◆ **STATED EXERCISE**
For each line that holds "PRODUCT", copy the line out.

◆ **TASK INPUT**

^^^^^^^^^^^^^^^^

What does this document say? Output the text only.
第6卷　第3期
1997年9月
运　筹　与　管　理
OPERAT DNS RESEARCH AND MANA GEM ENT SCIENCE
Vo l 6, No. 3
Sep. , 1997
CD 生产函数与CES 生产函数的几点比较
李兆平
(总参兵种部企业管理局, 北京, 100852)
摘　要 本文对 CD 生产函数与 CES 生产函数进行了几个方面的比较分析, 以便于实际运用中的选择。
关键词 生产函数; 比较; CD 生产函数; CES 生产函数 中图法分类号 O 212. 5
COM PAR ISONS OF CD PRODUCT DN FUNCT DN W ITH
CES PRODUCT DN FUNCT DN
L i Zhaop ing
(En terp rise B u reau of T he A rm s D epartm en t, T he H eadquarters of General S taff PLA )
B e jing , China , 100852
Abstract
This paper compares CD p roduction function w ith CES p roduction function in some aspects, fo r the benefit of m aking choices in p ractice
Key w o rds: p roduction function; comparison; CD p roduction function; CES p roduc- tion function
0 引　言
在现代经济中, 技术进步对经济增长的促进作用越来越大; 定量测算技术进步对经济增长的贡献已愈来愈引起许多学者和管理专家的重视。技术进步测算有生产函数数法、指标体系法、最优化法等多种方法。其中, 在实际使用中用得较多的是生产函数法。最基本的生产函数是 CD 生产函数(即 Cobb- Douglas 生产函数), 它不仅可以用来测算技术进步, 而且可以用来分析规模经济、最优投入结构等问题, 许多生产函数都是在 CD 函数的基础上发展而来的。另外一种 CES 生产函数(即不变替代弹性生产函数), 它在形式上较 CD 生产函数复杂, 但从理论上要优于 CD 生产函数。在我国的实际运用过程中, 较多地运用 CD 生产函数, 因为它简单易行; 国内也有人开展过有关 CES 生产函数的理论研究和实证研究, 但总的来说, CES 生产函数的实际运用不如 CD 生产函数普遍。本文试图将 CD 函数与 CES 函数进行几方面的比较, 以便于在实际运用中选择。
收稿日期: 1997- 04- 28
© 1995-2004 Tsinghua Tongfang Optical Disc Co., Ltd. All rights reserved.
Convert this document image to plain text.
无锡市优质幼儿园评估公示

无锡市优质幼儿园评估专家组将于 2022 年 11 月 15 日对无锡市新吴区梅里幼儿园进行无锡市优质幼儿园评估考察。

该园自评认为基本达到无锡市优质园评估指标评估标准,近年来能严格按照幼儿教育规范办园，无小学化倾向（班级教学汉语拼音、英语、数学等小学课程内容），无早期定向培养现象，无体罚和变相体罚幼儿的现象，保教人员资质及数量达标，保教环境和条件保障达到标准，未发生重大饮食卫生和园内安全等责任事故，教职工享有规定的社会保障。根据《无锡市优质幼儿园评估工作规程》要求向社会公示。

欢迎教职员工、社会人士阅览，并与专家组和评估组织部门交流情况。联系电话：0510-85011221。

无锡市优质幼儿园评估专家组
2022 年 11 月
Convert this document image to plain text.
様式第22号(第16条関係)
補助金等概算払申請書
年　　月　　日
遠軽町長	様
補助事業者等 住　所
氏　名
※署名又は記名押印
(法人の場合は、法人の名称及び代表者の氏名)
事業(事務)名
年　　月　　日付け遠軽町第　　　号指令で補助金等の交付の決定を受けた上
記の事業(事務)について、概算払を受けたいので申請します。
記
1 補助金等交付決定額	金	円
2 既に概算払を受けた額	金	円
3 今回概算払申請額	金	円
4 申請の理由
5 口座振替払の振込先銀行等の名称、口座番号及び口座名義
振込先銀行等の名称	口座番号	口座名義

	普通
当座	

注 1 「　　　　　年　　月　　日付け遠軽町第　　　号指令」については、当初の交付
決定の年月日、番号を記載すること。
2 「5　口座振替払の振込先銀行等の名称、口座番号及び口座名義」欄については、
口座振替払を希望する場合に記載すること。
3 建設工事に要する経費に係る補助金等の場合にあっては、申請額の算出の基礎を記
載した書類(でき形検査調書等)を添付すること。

^^^^^^^^^^^^^^^^

◆ **COMPLETE RESPONSE**
COM PAR ISONS OF CD PRODUCT DN FUNCT DN W ITH
CES PRODUCT DN FUNCT DN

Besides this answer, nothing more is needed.